Суть задания ::
Перепишите все записи ниже дословно, строку за строкой, без единого изменения.
######
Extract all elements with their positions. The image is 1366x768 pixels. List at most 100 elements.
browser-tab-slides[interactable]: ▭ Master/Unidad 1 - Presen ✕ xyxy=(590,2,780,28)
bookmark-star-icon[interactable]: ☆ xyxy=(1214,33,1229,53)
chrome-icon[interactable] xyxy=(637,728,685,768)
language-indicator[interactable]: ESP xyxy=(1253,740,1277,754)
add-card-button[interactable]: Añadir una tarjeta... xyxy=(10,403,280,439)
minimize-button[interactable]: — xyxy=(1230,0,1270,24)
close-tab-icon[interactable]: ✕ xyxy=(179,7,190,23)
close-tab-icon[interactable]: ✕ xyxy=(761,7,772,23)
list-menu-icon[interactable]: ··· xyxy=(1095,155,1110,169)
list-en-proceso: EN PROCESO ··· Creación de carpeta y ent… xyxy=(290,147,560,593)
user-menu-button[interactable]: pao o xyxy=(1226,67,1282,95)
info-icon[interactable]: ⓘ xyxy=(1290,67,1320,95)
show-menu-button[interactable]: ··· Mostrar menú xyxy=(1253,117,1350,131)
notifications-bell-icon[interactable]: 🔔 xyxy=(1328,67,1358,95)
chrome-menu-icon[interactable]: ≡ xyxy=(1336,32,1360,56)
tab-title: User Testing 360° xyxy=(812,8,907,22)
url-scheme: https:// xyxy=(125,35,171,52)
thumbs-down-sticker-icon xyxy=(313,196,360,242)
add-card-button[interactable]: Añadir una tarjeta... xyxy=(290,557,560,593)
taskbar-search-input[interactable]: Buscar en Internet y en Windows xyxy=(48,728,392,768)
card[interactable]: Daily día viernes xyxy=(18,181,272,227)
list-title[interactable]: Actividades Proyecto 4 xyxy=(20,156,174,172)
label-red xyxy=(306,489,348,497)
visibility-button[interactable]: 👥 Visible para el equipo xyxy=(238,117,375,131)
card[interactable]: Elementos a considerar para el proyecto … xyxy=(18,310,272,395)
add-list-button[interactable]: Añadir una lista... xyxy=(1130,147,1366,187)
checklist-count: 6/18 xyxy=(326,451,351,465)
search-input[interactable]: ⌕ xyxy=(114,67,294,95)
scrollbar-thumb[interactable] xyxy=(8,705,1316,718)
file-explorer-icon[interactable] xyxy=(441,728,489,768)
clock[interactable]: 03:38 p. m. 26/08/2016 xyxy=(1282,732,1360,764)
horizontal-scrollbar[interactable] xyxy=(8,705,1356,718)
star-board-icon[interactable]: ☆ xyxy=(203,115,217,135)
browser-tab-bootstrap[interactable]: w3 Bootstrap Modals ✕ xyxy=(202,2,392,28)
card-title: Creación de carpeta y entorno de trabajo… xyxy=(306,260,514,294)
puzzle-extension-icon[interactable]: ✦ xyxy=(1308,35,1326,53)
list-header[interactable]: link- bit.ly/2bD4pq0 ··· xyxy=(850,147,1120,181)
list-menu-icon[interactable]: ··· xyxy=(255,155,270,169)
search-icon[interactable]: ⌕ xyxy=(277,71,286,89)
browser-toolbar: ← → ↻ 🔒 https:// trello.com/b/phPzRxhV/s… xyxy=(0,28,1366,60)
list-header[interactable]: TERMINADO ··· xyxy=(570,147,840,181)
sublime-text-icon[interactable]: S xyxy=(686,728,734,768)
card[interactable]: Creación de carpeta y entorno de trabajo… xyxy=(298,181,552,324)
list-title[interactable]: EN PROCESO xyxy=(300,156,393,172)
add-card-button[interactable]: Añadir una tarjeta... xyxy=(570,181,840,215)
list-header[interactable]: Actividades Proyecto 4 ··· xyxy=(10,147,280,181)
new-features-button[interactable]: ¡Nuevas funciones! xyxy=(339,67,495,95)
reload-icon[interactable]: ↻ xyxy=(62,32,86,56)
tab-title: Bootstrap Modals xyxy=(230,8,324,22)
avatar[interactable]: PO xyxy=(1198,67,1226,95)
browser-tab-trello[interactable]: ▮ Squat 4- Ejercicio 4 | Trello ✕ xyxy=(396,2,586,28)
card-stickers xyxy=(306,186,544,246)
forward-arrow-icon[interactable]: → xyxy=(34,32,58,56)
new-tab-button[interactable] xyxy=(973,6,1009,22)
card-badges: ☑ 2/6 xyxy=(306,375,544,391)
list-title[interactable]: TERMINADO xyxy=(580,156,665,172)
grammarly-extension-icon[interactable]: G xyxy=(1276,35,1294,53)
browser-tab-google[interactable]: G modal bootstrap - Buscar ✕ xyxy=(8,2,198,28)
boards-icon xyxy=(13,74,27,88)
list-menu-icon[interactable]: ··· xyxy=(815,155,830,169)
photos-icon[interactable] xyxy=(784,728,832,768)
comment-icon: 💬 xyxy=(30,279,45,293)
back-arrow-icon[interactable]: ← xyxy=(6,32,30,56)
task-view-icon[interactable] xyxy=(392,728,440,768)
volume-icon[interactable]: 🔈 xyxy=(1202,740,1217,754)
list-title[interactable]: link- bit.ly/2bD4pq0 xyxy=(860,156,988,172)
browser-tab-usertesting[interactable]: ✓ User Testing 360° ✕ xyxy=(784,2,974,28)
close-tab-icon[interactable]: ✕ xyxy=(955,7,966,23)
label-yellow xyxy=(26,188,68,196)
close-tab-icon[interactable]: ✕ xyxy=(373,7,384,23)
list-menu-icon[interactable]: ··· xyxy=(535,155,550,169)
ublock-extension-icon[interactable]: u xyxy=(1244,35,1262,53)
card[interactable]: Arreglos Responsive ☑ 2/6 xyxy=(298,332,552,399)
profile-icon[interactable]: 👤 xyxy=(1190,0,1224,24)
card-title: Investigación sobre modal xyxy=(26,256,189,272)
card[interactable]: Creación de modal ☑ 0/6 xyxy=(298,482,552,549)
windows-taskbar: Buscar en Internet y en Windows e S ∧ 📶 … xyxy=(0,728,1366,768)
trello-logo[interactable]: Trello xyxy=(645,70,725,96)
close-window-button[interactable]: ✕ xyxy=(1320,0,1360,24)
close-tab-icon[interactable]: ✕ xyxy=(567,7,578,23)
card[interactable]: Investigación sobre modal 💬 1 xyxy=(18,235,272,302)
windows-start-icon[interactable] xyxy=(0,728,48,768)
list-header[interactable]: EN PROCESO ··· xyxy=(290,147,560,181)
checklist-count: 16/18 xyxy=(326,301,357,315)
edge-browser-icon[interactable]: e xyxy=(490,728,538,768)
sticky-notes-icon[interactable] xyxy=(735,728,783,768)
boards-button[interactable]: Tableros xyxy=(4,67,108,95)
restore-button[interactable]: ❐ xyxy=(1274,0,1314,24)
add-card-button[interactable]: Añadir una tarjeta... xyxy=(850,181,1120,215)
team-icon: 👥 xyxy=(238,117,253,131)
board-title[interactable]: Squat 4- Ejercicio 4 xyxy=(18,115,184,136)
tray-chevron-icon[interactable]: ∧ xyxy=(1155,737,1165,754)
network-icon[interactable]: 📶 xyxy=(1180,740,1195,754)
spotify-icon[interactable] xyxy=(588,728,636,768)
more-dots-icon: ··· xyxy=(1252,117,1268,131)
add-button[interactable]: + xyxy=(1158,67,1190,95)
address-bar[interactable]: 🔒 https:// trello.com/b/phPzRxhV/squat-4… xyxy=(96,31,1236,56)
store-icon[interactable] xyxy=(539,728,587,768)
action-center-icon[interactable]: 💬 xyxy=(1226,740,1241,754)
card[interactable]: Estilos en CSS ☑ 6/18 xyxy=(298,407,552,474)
######
Решение задания ::
Extract all elements with their positions. The image is 1366x768 pixels. List at most 100 elements.
browser-tab-slides[interactable]: ▭ Master/Unidad 1 - Presen ✕ xyxy=(590,2,780,28)
bookmark-star-icon[interactable]: ☆ xyxy=(1214,33,1229,53)
chrome-icon[interactable] xyxy=(637,728,685,768)
language-indicator[interactable]: ESP xyxy=(1253,740,1277,754)
add-card-button[interactable]: Añadir una tarjeta... xyxy=(10,403,280,439)
minimize-button[interactable]: — xyxy=(1230,0,1270,24)
close-tab-icon[interactable]: ✕ xyxy=(179,7,190,23)
close-tab-icon[interactable]: ✕ xyxy=(761,7,772,23)
list-menu-icon[interactable]: ··· xyxy=(1095,155,1110,169)
list-en-proceso: EN PROCESO ··· Creación de carpeta y ent… xyxy=(290,147,560,593)
user-menu-button[interactable]: pao o xyxy=(1226,67,1282,95)
info-icon[interactable]: ⓘ xyxy=(1290,67,1320,95)
show-menu-button[interactable]: ··· Mostrar menú xyxy=(1253,117,1350,131)
notifications-bell-icon[interactable]: 🔔 xyxy=(1328,67,1358,95)
chrome-menu-icon[interactable]: ≡ xyxy=(1336,32,1360,56)
tab-title: User Testing 360° xyxy=(812,8,907,22)
url-scheme: https:// xyxy=(125,35,171,52)
thumbs-down-sticker-icon xyxy=(313,196,360,242)
add-card-button[interactable]: Añadir una tarjeta... xyxy=(290,557,560,593)
taskbar-search-input[interactable]: Buscar en Internet y en Windows xyxy=(48,728,392,768)
card[interactable]: Daily día viernes xyxy=(18,181,272,227)
list-title[interactable]: Actividades Proyecto 4 xyxy=(20,156,174,172)
label-red xyxy=(306,489,348,497)
visibility-button[interactable]: 👥 Visible para el equipo xyxy=(238,117,375,131)
card[interactable]: Elementos a considerar para el proyecto … xyxy=(18,310,272,395)
add-list-button[interactable]: Añadir una lista... xyxy=(1130,147,1366,187)
checklist-count: 6/18 xyxy=(326,451,351,465)
search-input[interactable]: ⌕ xyxy=(114,67,294,95)
scrollbar-thumb[interactable] xyxy=(8,705,1316,718)
file-explorer-icon[interactable] xyxy=(441,728,489,768)
clock[interactable]: 03:38 p. m. 26/08/2016 xyxy=(1282,732,1360,764)
horizontal-scrollbar[interactable] xyxy=(8,705,1356,718)
star-board-icon[interactable]: ☆ xyxy=(203,115,217,135)
browser-tab-bootstrap[interactable]: w3 Bootstrap Modals ✕ xyxy=(202,2,392,28)
card-title: Creación de carpeta y entorno de trabajo… xyxy=(306,260,514,294)
puzzle-extension-icon[interactable]: ✦ xyxy=(1308,35,1326,53)
list-header[interactable]: link- bit.ly/2bD4pq0 ··· xyxy=(850,147,1120,181)
list-menu-icon[interactable]: ··· xyxy=(255,155,270,169)
search-icon[interactable]: ⌕ xyxy=(277,71,286,89)
browser-toolbar: ← → ↻ 🔒 https:// trello.com/b/phPzRxhV/s… xyxy=(0,28,1366,60)
list-header[interactable]: TERMINADO ··· xyxy=(570,147,840,181)
sublime-text-icon[interactable]: S xyxy=(686,728,734,768)
card[interactable]: Creación de carpeta y entorno de trabajo… xyxy=(298,181,552,324)
list-title[interactable]: EN PROCESO xyxy=(300,156,393,172)
add-card-button[interactable]: Añadir una tarjeta... xyxy=(570,181,840,215)
list-header[interactable]: Actividades Proyecto 4 ··· xyxy=(10,147,280,181)
new-features-button[interactable]: ¡Nuevas funciones! xyxy=(339,67,495,95)
reload-icon[interactable]: ↻ xyxy=(62,32,86,56)
tab-title: Bootstrap Modals xyxy=(230,8,324,22)
avatar[interactable]: PO xyxy=(1198,67,1226,95)
browser-tab-trello[interactable]: ▮ Squat 4- Ejercicio 4 | Trello ✕ xyxy=(396,2,586,28)
card-stickers xyxy=(306,186,544,246)
forward-arrow-icon[interactable]: → xyxy=(34,32,58,56)
new-tab-button[interactable] xyxy=(973,6,1009,22)
card-badges: ☑ 2/6 xyxy=(306,375,544,391)
list-title[interactable]: TERMINADO xyxy=(580,156,665,172)
grammarly-extension-icon[interactable]: G xyxy=(1276,35,1294,53)
browser-tab-google[interactable]: G modal bootstrap - Buscar ✕ xyxy=(8,2,198,28)
boards-icon xyxy=(13,74,27,88)
list-menu-icon[interactable]: ··· xyxy=(815,155,830,169)
photos-icon[interactable] xyxy=(784,728,832,768)
comment-icon: 💬 xyxy=(30,279,45,293)
back-arrow-icon[interactable]: ← xyxy=(6,32,30,56)
task-view-icon[interactable] xyxy=(392,728,440,768)
volume-icon[interactable]: 🔈 xyxy=(1202,740,1217,754)
list-title[interactable]: link- bit.ly/2bD4pq0 xyxy=(860,156,988,172)
browser-tab-usertesting[interactable]: ✓ User Testing 360° ✕ xyxy=(784,2,974,28)
close-tab-icon[interactable]: ✕ xyxy=(955,7,966,23)
label-yellow xyxy=(26,188,68,196)
close-tab-icon[interactable]: ✕ xyxy=(373,7,384,23)
list-menu-icon[interactable]: ··· xyxy=(535,155,550,169)
ublock-extension-icon[interactable]: u xyxy=(1244,35,1262,53)
card[interactable]: Arreglos Responsive ☑ 2/6 xyxy=(298,332,552,399)
profile-icon[interactable]: 👤 xyxy=(1190,0,1224,24)
card-title: Investigación sobre modal xyxy=(26,256,189,272)
card[interactable]: Creación de modal ☑ 0/6 xyxy=(298,482,552,549)
windows-taskbar: Buscar en Internet y en Windows e S ∧ 📶 … xyxy=(0,728,1366,768)
trello-logo[interactable]: Trello xyxy=(645,70,725,96)
close-window-button[interactable]: ✕ xyxy=(1320,0,1360,24)
close-tab-icon[interactable]: ✕ xyxy=(567,7,578,23)
card[interactable]: Investigación sobre modal 💬 1 xyxy=(18,235,272,302)
windows-start-icon[interactable] xyxy=(0,728,48,768)
list-header[interactable]: EN PROCESO ··· xyxy=(290,147,560,181)
checklist-count: 16/18 xyxy=(326,301,357,315)
edge-browser-icon[interactable]: e xyxy=(490,728,538,768)
sticky-notes-icon[interactable] xyxy=(735,728,783,768)
boards-button[interactable]: Tableros xyxy=(4,67,108,95)
restore-button[interactable]: ❐ xyxy=(1274,0,1314,24)
add-card-button[interactable]: Añadir una tarjeta... xyxy=(850,181,1120,215)
team-icon: 👥 xyxy=(238,117,253,131)
board-title[interactable]: Squat 4- Ejercicio 4 xyxy=(18,115,184,136)
tray-chevron-icon[interactable]: ∧ xyxy=(1155,737,1165,754)
network-icon[interactable]: 📶 xyxy=(1180,740,1195,754)
spotify-icon[interactable] xyxy=(588,728,636,768)
more-dots-icon: ··· xyxy=(1252,117,1268,131)
add-button[interactable]: + xyxy=(1158,67,1190,95)
address-bar[interactable]: 🔒 https:// trello.com/b/phPzRxhV/squat-4… xyxy=(96,31,1236,56)
store-icon[interactable] xyxy=(539,728,587,768)
action-center-icon[interactable]: 💬 xyxy=(1226,740,1241,754)
card[interactable]: Estilos en CSS ☑ 6/18 xyxy=(298,407,552,474)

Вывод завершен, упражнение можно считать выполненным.